____ ENTRIES

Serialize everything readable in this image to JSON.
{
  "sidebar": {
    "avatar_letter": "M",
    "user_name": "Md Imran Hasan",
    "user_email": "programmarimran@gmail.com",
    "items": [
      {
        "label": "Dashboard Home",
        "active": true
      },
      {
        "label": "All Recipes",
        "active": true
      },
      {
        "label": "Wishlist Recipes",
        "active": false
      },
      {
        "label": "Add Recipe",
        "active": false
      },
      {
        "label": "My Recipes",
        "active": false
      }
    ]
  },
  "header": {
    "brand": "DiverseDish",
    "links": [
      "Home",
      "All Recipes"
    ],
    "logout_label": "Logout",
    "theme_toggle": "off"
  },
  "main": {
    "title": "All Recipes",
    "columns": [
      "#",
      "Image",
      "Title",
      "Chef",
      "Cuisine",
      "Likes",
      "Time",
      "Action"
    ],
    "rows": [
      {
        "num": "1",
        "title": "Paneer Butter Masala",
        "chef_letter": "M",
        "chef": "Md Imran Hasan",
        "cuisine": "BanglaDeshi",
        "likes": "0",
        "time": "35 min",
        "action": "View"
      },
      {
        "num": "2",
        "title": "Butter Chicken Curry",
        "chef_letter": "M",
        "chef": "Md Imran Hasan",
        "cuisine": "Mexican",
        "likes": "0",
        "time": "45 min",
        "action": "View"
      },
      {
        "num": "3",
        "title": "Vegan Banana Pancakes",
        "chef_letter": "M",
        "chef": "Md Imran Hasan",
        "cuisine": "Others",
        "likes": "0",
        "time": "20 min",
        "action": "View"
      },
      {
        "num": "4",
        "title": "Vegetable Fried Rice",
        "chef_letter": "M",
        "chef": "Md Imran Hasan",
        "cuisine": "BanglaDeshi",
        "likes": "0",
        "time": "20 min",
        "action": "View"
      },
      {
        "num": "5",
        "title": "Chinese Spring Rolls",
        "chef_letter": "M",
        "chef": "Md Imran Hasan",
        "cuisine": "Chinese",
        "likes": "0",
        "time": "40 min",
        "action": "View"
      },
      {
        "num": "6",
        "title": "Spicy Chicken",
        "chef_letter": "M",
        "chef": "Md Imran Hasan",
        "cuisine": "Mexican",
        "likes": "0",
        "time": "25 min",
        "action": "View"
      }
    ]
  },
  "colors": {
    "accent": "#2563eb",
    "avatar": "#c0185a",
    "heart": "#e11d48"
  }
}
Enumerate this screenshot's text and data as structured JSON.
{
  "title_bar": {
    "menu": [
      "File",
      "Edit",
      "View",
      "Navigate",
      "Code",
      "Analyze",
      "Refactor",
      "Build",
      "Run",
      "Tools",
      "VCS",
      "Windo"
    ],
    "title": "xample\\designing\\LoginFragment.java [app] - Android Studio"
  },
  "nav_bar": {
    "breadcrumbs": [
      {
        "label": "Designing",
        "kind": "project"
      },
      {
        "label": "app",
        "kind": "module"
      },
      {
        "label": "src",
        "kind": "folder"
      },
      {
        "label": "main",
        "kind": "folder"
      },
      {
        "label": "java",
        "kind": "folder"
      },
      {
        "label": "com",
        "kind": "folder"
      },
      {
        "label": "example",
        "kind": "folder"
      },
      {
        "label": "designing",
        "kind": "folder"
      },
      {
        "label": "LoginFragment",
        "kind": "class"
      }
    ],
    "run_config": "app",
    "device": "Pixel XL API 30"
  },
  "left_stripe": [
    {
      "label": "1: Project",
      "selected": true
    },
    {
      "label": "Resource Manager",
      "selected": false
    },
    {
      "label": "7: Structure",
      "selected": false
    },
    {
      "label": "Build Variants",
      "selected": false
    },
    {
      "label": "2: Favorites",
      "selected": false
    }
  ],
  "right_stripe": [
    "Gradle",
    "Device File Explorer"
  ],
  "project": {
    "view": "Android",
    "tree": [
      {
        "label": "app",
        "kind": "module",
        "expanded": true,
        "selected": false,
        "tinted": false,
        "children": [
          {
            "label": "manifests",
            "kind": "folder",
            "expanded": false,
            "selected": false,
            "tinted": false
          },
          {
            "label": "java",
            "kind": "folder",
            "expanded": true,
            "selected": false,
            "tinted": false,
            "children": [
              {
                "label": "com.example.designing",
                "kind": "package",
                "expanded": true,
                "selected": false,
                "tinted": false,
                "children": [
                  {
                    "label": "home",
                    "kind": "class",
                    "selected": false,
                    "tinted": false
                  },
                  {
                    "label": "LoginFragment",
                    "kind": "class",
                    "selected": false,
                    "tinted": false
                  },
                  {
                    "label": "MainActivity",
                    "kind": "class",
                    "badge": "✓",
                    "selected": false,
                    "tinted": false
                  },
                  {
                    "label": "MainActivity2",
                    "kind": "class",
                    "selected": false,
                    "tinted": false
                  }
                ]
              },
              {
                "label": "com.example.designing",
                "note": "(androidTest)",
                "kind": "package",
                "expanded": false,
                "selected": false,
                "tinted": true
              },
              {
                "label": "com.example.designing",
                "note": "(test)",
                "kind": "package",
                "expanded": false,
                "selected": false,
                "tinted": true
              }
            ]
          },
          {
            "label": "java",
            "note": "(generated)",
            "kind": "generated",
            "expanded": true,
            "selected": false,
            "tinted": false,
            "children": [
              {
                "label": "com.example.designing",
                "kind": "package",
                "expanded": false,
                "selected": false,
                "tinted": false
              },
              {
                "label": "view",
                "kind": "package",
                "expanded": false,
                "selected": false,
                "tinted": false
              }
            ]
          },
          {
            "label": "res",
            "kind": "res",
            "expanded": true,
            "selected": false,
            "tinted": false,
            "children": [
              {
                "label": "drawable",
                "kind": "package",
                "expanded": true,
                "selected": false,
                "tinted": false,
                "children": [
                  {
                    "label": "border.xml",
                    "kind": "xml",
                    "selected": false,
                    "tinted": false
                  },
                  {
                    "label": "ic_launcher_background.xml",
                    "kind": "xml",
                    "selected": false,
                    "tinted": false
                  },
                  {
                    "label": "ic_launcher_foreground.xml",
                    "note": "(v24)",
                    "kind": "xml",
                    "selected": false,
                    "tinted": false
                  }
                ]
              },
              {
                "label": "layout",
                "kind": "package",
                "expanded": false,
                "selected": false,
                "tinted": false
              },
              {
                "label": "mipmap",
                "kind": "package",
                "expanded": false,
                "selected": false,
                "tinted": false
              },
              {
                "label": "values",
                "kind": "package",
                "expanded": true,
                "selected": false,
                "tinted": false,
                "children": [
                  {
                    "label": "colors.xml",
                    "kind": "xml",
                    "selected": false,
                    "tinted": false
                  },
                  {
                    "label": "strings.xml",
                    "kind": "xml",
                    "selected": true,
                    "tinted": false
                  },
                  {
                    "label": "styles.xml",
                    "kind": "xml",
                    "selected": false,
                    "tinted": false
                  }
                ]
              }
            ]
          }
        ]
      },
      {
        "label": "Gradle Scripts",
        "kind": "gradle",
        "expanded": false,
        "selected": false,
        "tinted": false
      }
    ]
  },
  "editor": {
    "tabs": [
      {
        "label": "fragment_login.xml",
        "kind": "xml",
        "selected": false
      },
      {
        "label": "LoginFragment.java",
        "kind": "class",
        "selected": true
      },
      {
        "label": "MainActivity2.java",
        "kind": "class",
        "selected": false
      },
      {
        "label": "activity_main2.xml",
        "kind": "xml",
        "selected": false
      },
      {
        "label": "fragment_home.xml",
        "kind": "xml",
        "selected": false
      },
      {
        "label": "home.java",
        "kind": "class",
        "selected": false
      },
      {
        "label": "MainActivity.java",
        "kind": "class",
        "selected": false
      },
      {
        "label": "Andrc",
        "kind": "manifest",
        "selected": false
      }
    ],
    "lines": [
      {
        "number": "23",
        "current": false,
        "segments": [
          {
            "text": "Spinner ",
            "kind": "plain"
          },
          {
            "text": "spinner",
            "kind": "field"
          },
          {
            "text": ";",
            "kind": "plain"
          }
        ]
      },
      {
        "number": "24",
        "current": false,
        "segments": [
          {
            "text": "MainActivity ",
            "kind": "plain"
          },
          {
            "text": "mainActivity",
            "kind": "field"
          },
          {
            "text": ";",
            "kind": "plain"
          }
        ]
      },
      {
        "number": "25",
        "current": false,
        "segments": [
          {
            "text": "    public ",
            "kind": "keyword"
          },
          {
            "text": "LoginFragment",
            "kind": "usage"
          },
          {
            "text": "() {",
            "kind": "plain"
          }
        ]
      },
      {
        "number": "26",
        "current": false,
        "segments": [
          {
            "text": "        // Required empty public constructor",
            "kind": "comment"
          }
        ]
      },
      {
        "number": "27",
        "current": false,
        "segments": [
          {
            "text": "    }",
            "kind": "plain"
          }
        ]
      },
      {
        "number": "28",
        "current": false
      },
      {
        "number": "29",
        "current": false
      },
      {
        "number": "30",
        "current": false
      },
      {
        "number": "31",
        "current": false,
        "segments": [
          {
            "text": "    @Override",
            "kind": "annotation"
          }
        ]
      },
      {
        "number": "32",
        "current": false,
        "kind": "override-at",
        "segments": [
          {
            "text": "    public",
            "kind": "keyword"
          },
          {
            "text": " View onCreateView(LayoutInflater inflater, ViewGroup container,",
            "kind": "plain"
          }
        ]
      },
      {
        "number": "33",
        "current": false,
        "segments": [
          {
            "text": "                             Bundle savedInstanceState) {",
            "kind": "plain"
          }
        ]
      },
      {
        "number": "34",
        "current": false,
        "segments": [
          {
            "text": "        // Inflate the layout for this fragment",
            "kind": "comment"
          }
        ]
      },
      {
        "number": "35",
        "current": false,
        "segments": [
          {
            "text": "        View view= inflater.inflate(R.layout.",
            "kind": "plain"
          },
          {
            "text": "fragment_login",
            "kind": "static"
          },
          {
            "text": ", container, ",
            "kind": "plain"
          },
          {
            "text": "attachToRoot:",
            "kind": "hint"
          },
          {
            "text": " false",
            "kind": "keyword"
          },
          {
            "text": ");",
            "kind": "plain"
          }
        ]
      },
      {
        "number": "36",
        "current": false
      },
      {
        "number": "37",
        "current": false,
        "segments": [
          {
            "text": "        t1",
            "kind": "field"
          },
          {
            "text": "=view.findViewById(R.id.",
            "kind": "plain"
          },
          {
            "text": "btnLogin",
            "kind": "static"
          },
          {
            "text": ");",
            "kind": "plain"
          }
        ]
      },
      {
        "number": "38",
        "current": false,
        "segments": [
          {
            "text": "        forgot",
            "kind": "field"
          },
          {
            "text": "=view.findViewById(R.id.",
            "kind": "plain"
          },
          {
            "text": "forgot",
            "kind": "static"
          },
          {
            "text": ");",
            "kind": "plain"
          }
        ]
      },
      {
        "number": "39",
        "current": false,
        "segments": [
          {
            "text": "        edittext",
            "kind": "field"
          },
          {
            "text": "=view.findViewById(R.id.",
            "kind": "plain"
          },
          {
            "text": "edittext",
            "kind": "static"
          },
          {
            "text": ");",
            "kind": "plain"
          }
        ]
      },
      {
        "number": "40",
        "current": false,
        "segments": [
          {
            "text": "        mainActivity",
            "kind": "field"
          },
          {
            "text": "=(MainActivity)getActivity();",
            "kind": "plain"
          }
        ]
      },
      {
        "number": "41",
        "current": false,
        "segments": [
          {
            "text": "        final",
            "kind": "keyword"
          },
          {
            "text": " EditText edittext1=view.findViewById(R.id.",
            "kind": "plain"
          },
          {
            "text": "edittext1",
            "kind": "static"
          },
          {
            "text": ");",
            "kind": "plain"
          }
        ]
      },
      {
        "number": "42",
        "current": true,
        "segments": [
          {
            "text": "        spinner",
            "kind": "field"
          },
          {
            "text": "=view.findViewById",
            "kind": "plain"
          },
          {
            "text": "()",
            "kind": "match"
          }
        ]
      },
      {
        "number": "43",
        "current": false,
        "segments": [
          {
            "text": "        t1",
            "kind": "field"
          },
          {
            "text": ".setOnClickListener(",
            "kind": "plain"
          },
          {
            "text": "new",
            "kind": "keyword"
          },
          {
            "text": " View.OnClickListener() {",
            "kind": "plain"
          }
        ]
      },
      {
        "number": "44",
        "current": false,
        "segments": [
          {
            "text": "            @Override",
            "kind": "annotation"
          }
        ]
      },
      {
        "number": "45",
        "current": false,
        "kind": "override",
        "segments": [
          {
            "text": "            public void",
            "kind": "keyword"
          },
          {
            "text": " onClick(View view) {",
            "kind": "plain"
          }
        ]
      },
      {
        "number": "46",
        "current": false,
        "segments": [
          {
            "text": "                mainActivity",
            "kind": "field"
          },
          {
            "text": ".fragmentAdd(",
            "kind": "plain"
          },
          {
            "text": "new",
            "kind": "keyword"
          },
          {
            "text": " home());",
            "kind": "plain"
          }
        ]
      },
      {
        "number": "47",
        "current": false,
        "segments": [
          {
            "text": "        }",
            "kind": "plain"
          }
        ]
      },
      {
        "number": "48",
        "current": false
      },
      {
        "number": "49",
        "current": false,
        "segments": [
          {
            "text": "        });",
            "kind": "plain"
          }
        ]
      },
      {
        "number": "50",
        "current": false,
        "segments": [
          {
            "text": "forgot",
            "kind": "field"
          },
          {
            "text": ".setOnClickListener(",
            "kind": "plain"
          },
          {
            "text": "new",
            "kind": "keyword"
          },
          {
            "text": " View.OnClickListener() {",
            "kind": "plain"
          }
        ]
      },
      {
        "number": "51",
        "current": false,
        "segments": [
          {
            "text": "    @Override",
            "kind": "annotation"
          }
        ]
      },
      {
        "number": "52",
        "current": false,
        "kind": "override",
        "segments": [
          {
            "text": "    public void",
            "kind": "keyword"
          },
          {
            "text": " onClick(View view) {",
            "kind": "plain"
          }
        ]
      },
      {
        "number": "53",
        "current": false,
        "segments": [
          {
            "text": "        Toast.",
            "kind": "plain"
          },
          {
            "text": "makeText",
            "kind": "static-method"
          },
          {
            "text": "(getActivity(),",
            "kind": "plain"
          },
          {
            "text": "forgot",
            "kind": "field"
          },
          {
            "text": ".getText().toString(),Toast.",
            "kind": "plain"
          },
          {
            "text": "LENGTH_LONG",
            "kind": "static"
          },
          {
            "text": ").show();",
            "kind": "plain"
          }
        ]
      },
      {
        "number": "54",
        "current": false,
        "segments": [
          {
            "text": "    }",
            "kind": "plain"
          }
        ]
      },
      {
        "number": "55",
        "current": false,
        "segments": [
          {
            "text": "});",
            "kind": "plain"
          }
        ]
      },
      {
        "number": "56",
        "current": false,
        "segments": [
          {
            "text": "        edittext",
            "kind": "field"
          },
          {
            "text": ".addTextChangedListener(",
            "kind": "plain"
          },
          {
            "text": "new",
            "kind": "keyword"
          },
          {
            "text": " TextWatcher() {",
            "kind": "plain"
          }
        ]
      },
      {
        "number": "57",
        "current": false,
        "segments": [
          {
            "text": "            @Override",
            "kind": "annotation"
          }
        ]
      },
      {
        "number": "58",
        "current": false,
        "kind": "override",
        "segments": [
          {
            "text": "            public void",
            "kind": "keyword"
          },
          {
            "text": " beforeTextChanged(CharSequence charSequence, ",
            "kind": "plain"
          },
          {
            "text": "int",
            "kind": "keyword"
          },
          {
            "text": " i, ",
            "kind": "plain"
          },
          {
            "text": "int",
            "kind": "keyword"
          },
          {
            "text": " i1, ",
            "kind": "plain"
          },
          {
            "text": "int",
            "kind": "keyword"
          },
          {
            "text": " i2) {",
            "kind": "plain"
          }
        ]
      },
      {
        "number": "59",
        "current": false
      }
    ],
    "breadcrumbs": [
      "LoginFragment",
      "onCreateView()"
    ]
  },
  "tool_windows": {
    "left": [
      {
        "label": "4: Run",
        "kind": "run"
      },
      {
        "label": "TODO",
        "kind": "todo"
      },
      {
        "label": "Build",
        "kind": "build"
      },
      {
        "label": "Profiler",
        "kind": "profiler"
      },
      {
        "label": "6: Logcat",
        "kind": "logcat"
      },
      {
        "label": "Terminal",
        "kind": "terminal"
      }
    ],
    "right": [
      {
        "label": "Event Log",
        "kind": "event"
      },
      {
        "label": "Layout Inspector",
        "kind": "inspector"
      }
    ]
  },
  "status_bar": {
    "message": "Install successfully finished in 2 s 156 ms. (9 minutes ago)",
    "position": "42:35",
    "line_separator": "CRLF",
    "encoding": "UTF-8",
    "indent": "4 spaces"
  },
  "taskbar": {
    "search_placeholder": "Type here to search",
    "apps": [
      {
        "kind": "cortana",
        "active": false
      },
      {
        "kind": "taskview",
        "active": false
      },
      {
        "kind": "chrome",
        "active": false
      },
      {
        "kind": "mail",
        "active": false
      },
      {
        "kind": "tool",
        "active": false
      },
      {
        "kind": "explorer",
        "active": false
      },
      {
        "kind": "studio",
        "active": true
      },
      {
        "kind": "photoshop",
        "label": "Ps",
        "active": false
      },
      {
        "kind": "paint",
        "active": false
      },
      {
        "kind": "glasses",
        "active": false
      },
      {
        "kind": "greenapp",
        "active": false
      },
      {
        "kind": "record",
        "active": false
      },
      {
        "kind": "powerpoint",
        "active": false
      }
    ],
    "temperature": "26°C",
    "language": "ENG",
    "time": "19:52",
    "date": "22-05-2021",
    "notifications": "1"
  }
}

________

PROBLEM TO SOLVE:
Locate all lines holding the word "Chinese", then copy them out.

SOLUTION TO THIS PROBLEM:
        "title": "Chinese Spring Rolls",
        "cuisine": "Chinese",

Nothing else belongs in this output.